* [Records to use]
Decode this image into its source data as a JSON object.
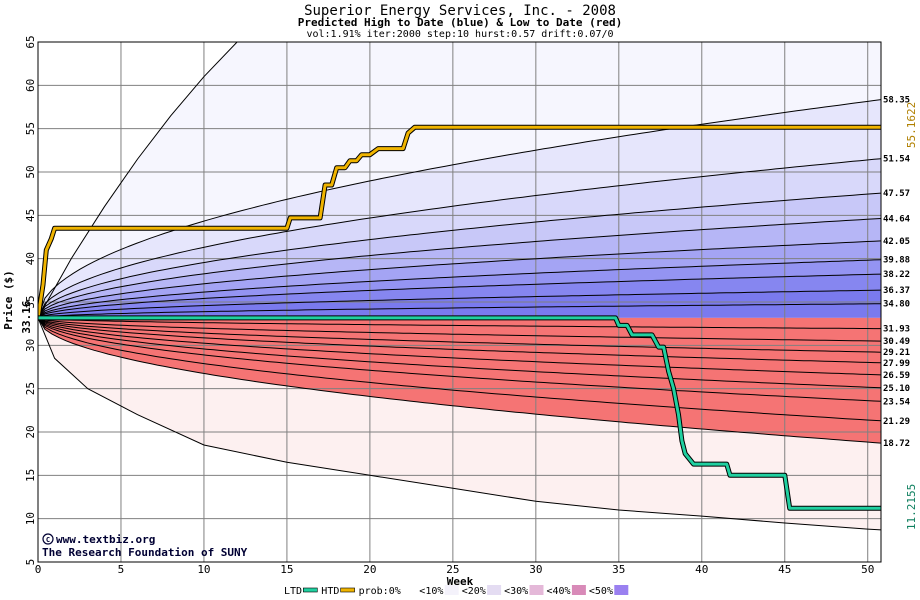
{
  "chart_data": {
    "type": "area",
    "title": "Superior Energy Services, Inc. - 2008",
    "subtitle": "Predicted High to Date (blue) &  Low to Date (red)",
    "params": "vol:1.91% iter:2000 step:10 hurst:0.57 drift:0.07/0",
    "xlabel": "Week",
    "ylabel": "Price ($)",
    "xlim": [
      0,
      50.8
    ],
    "ylim": [
      5,
      65
    ],
    "xticks": [
      "0",
      "5",
      "10",
      "15",
      "20",
      "25",
      "30",
      "35",
      "40",
      "45",
      "50"
    ],
    "yticks": [
      "5",
      "10",
      "15",
      "20",
      "25",
      "30",
      "35",
      "40",
      "45",
      "50",
      "55",
      "60",
      "65"
    ],
    "grid": true,
    "start_price": 33.16,
    "start_label": "33.16",
    "high_series_color": "#f0b400",
    "low_series_color": "#20d0a0",
    "high_final_label": "55.1622",
    "low_final_label": "11.2155",
    "credit_lines": [
      "www.textbiz.org",
      "The Research Foundation of SUNY"
    ],
    "credit_symbol": "C",
    "legend": {
      "position": "bottom",
      "items": [
        {
          "label": "LTD",
          "color": "#20d0a0",
          "kind": "line"
        },
        {
          "label": "HTD",
          "color": "#f0b400",
          "kind": "line"
        },
        {
          "label": "prob:0%",
          "color": "#ffffff",
          "kind": "swatch"
        },
        {
          "label": "<10%",
          "color": "#f4f2fb",
          "kind": "swatch"
        },
        {
          "label": "<20%",
          "color": "#e4dcf2",
          "kind": "swatch"
        },
        {
          "label": "<30%",
          "color": "#e4b8d8",
          "kind": "swatch"
        },
        {
          "label": "<40%",
          "color": "#d88ab8",
          "kind": "swatch"
        },
        {
          "label": "<50%",
          "color": "#9a80f0",
          "kind": "swatch"
        }
      ]
    },
    "upper_percentiles": [
      {
        "label": "58.35",
        "final": 58.35
      },
      {
        "label": "51.54",
        "final": 51.54
      },
      {
        "label": "47.57",
        "final": 47.57
      },
      {
        "label": "44.64",
        "final": 44.64
      },
      {
        "label": "42.05",
        "final": 42.05
      },
      {
        "label": "39.88",
        "final": 39.88
      },
      {
        "label": "38.22",
        "final": 38.22
      },
      {
        "label": "36.37",
        "final": 36.37
      },
      {
        "label": "34.80",
        "final": 34.8
      }
    ],
    "lower_percentiles": [
      {
        "label": "31.93",
        "final": 31.93
      },
      {
        "label": "30.49",
        "final": 30.49
      },
      {
        "label": "29.21",
        "final": 29.21
      },
      {
        "label": "27.99",
        "final": 27.99
      },
      {
        "label": "26.59",
        "final": 26.59
      },
      {
        "label": "25.10",
        "final": 25.1
      },
      {
        "label": "23.54",
        "final": 23.54
      },
      {
        "label": "21.29",
        "final": 21.29
      },
      {
        "label": "18.72",
        "final": 18.72
      }
    ],
    "upper_band_fills": [
      "#f6f6fe",
      "#e6e6fc",
      "#d8d8fa",
      "#c8c8f8",
      "#b6b6f6",
      "#a4a4f4",
      "#9494f2",
      "#8686f0",
      "#7a7aee"
    ],
    "lower_band_fills": [
      "#fdf0f0",
      "#fde2e2",
      "#fcd4d4",
      "#fbc4c4",
      "#faabab",
      "#f99b9b",
      "#f78c8c",
      "#f67f7f",
      "#f57474"
    ],
    "outer_upper_curve": [
      [
        0,
        33.16
      ],
      [
        2,
        40
      ],
      [
        4,
        46
      ],
      [
        6,
        51.5
      ],
      [
        8,
        56.5
      ],
      [
        10,
        61
      ],
      [
        12,
        65
      ],
      [
        12.5,
        65.5
      ]
    ],
    "outer_lower_curve": [
      [
        0,
        33.16
      ],
      [
        1,
        28.5
      ],
      [
        3,
        25
      ],
      [
        6,
        22
      ],
      [
        10,
        18.5
      ],
      [
        15,
        16.5
      ],
      [
        20,
        15
      ],
      [
        25,
        13.5
      ],
      [
        30,
        12
      ],
      [
        35,
        11
      ],
      [
        40,
        10.3
      ],
      [
        45,
        9.5
      ],
      [
        50,
        8.8
      ],
      [
        50.8,
        8.7
      ]
    ],
    "high_to_date": [
      [
        0,
        33.16
      ],
      [
        0.3,
        37
      ],
      [
        0.5,
        41
      ],
      [
        0.8,
        42.3
      ],
      [
        1,
        43.5
      ],
      [
        15,
        43.5
      ],
      [
        15.2,
        44.7
      ],
      [
        17,
        44.7
      ],
      [
        17.3,
        48.5
      ],
      [
        17.7,
        48.5
      ],
      [
        18,
        50.5
      ],
      [
        18.5,
        50.5
      ],
      [
        18.8,
        51.3
      ],
      [
        19.2,
        51.3
      ],
      [
        19.5,
        52
      ],
      [
        20,
        52
      ],
      [
        20.5,
        52.7
      ],
      [
        22,
        52.7
      ],
      [
        22.3,
        54.5
      ],
      [
        22.7,
        55.16
      ],
      [
        50.8,
        55.16
      ]
    ],
    "low_to_date": [
      [
        0,
        33.16
      ],
      [
        34.8,
        33.16
      ],
      [
        35,
        32.3
      ],
      [
        35.5,
        32.3
      ],
      [
        35.8,
        31.2
      ],
      [
        37,
        31.2
      ],
      [
        37.4,
        29.8
      ],
      [
        37.7,
        29.8
      ],
      [
        38,
        27
      ],
      [
        38.3,
        25
      ],
      [
        38.6,
        22
      ],
      [
        38.8,
        19
      ],
      [
        39,
        17.5
      ],
      [
        39.5,
        16.3
      ],
      [
        41.5,
        16.3
      ],
      [
        41.7,
        15
      ],
      [
        45,
        15
      ],
      [
        45.3,
        11.2
      ],
      [
        50.8,
        11.2
      ]
    ]
  }
}
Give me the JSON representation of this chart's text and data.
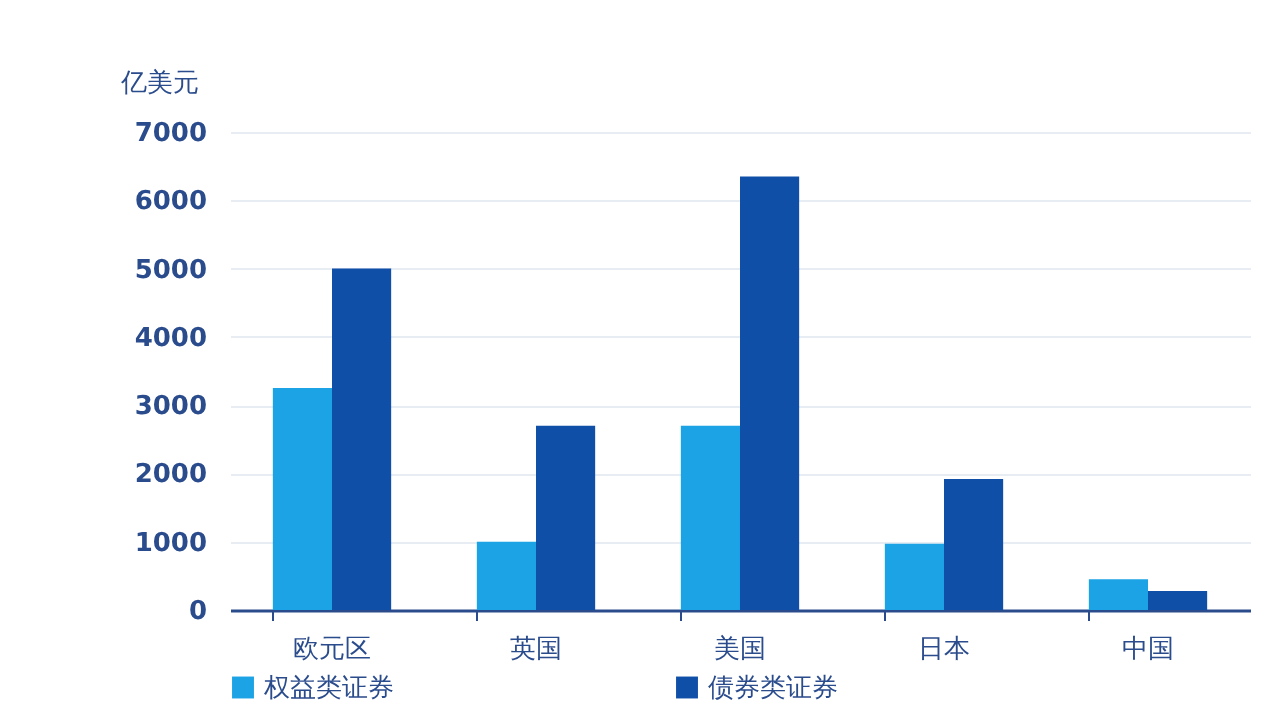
{
  "chart_data": {
    "type": "bar",
    "ylabel": "亿美元",
    "categories": [
      "欧元区",
      "英国",
      "美国",
      "日本",
      "中国"
    ],
    "series": [
      {
        "name": "权益类证券",
        "color": "#1ba3e6",
        "values": [
          3250,
          1000,
          2700,
          970,
          450
        ]
      },
      {
        "name": "债券类证券",
        "color": "#0f4fa8",
        "values": [
          5000,
          2700,
          6350,
          1920,
          280
        ]
      }
    ],
    "ylim": [
      0,
      7000
    ],
    "yticks": [
      0,
      1000,
      2000,
      3000,
      4000,
      5000,
      6000,
      7000
    ],
    "grid": "y",
    "legend": "bottom"
  }
}
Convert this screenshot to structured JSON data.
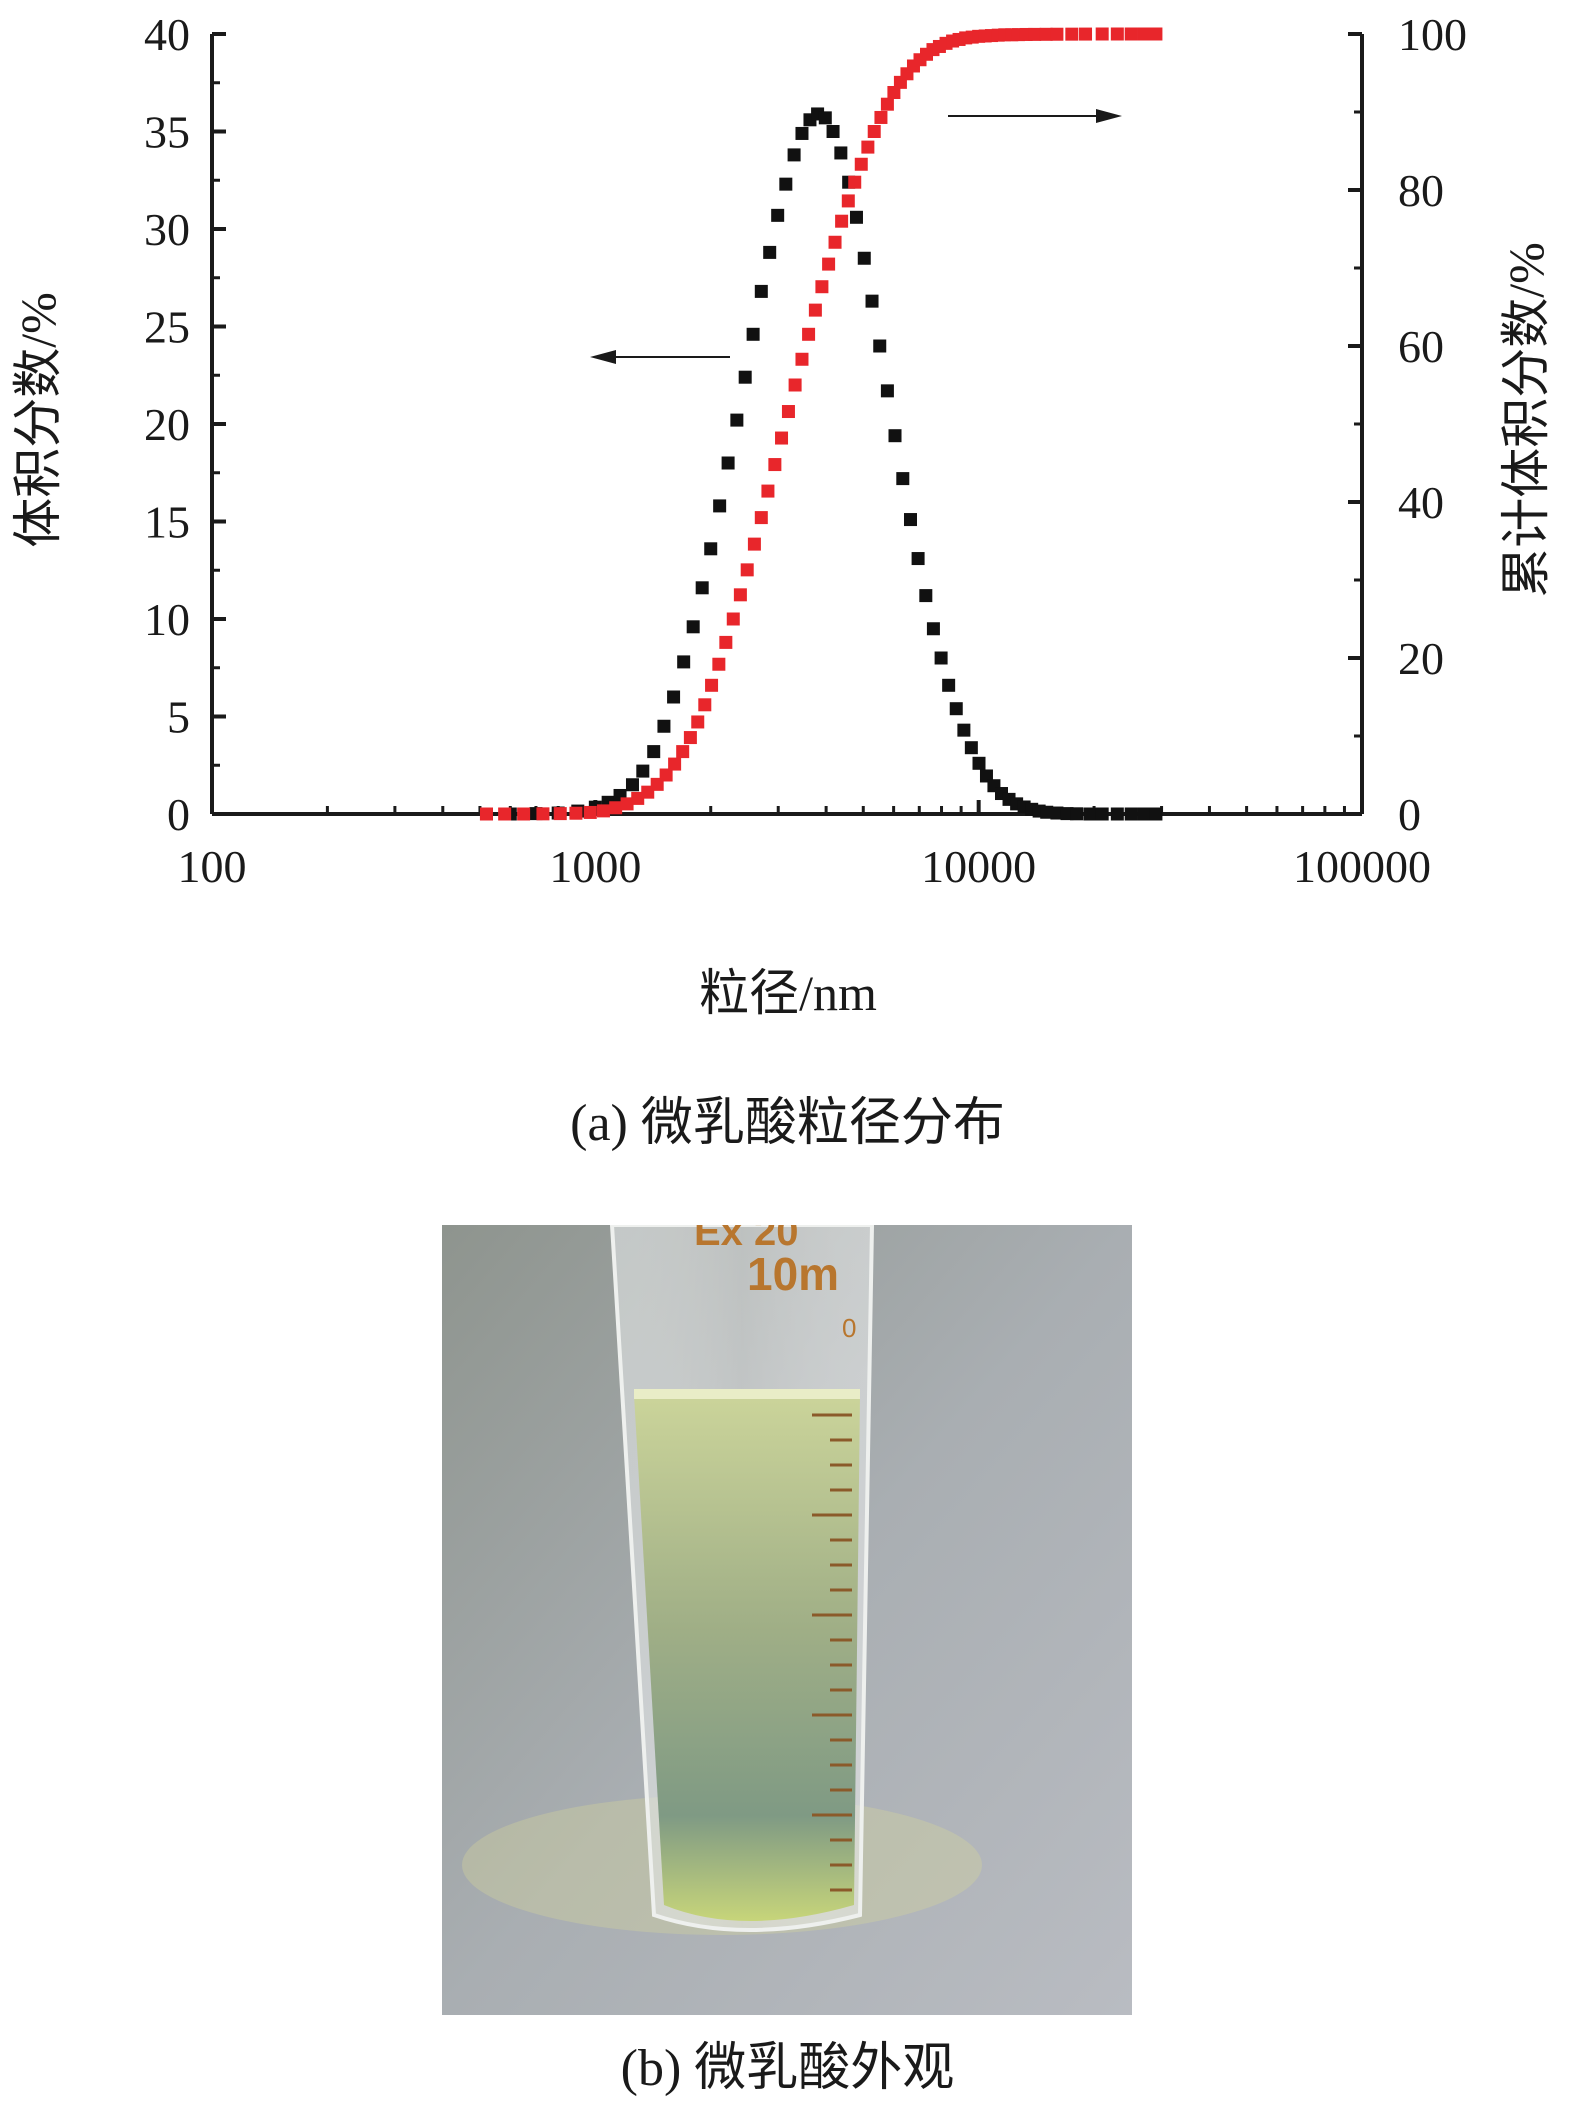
{
  "chart_data": {
    "type": "scatter",
    "xlabel": "粒径/nm",
    "ylabel_left": "体积分数/%",
    "ylabel_right": "累计体积分数/%",
    "x_scale": "log",
    "xlim": [
      100,
      100000
    ],
    "ylim_left": [
      0,
      40
    ],
    "ylim_right": [
      0,
      100
    ],
    "x_ticks": [
      "100",
      "1000",
      "10000",
      "100000"
    ],
    "y_ticks_left": [
      "0",
      "5",
      "10",
      "15",
      "20",
      "25",
      "30",
      "35",
      "40"
    ],
    "y_ticks_right": [
      "0",
      "20",
      "40",
      "60",
      "80",
      "100"
    ],
    "grid": false,
    "series": [
      {
        "axis": "left",
        "color": "#111111",
        "marker": "square",
        "x": [
          520,
          600,
          700,
          800,
          900,
          1000,
          1080,
          1160,
          1250,
          1330,
          1420,
          1510,
          1600,
          1700,
          1800,
          1900,
          2000,
          2110,
          2220,
          2340,
          2460,
          2580,
          2710,
          2850,
          2990,
          3140,
          3300,
          3460,
          3630,
          3800,
          3980,
          4170,
          4370,
          4580,
          4800,
          5030,
          5270,
          5520,
          5780,
          6050,
          6340,
          6640,
          6950,
          7280,
          7620,
          7980,
          8350,
          8740,
          9150,
          9570,
          10020,
          10480,
          10960,
          11470,
          12000,
          12560,
          13140,
          13750,
          14380,
          15050,
          16000,
          17000,
          18000,
          19500,
          21000,
          23000,
          25000,
          27000,
          29000
        ],
        "y": [
          0,
          0,
          0.02,
          0.05,
          0.15,
          0.35,
          0.6,
          0.95,
          1.5,
          2.2,
          3.2,
          4.5,
          6.0,
          7.8,
          9.6,
          11.6,
          13.6,
          15.8,
          18.0,
          20.2,
          22.4,
          24.6,
          26.8,
          28.8,
          30.7,
          32.3,
          33.8,
          34.9,
          35.6,
          35.9,
          35.7,
          35.0,
          33.9,
          32.4,
          30.6,
          28.5,
          26.3,
          24.0,
          21.7,
          19.4,
          17.2,
          15.1,
          13.1,
          11.2,
          9.5,
          8.0,
          6.6,
          5.4,
          4.3,
          3.4,
          2.6,
          1.95,
          1.45,
          1.05,
          0.75,
          0.52,
          0.36,
          0.24,
          0.15,
          0.09,
          0.05,
          0.02,
          0.01,
          0,
          0,
          0,
          0,
          0,
          0
        ]
      },
      {
        "axis": "right",
        "color": "#e8262b",
        "marker": "square",
        "x": [
          520,
          580,
          650,
          730,
          810,
          890,
          970,
          1050,
          1130,
          1210,
          1290,
          1370,
          1450,
          1530,
          1610,
          1690,
          1770,
          1850,
          1930,
          2010,
          2100,
          2190,
          2290,
          2390,
          2490,
          2600,
          2710,
          2820,
          2940,
          3060,
          3190,
          3320,
          3460,
          3600,
          3750,
          3900,
          4060,
          4220,
          4390,
          4570,
          4750,
          4940,
          5140,
          5340,
          5560,
          5780,
          6010,
          6250,
          6500,
          6760,
          7030,
          7310,
          7600,
          7900,
          8220,
          8550,
          8890,
          9250,
          9620,
          10000,
          10400,
          10800,
          11250,
          11700,
          12200,
          12700,
          13300,
          14000,
          15000,
          16000,
          17500,
          19000,
          21000,
          23000,
          25000,
          27000,
          29000
        ],
        "y": [
          0,
          0,
          0,
          0.02,
          0.05,
          0.1,
          0.2,
          0.4,
          0.8,
          1.3,
          2.0,
          2.8,
          3.8,
          5.0,
          6.4,
          8.0,
          9.8,
          11.8,
          14.0,
          16.5,
          19.2,
          22.0,
          25.0,
          28.1,
          31.3,
          34.6,
          38.0,
          41.4,
          44.8,
          48.2,
          51.6,
          55.0,
          58.3,
          61.5,
          64.6,
          67.6,
          70.5,
          73.3,
          76.0,
          78.6,
          81.0,
          83.3,
          85.5,
          87.5,
          89.3,
          91.0,
          92.5,
          93.8,
          94.9,
          95.9,
          96.7,
          97.4,
          98.0,
          98.4,
          98.8,
          99.1,
          99.3,
          99.5,
          99.6,
          99.7,
          99.75,
          99.8,
          99.85,
          99.9,
          99.9,
          99.92,
          99.94,
          99.95,
          99.96,
          99.97,
          99.98,
          99.99,
          100,
          100,
          100,
          100,
          100
        ]
      }
    ],
    "annotations": [
      {
        "type": "arrow",
        "direction": "left",
        "points_to_axis": "left"
      },
      {
        "type": "arrow",
        "direction": "right",
        "points_to_axis": "right"
      }
    ]
  },
  "captions": {
    "a": "(a) 微乳酸粒径分布",
    "b": "(b) 微乳酸外观"
  },
  "photo": {
    "tube_text_1": "Ex 20",
    "tube_text_2": "10m",
    "tube_text_3": "0"
  }
}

* [Do this]
Isolate the lines that hold the word "JSON" and copy all of them.

* [Task solution]
Decode this image into its source data as a JSON object.
Give me the JSON representation of this chart's text and data.
Convert this screenshot to structured JSON data.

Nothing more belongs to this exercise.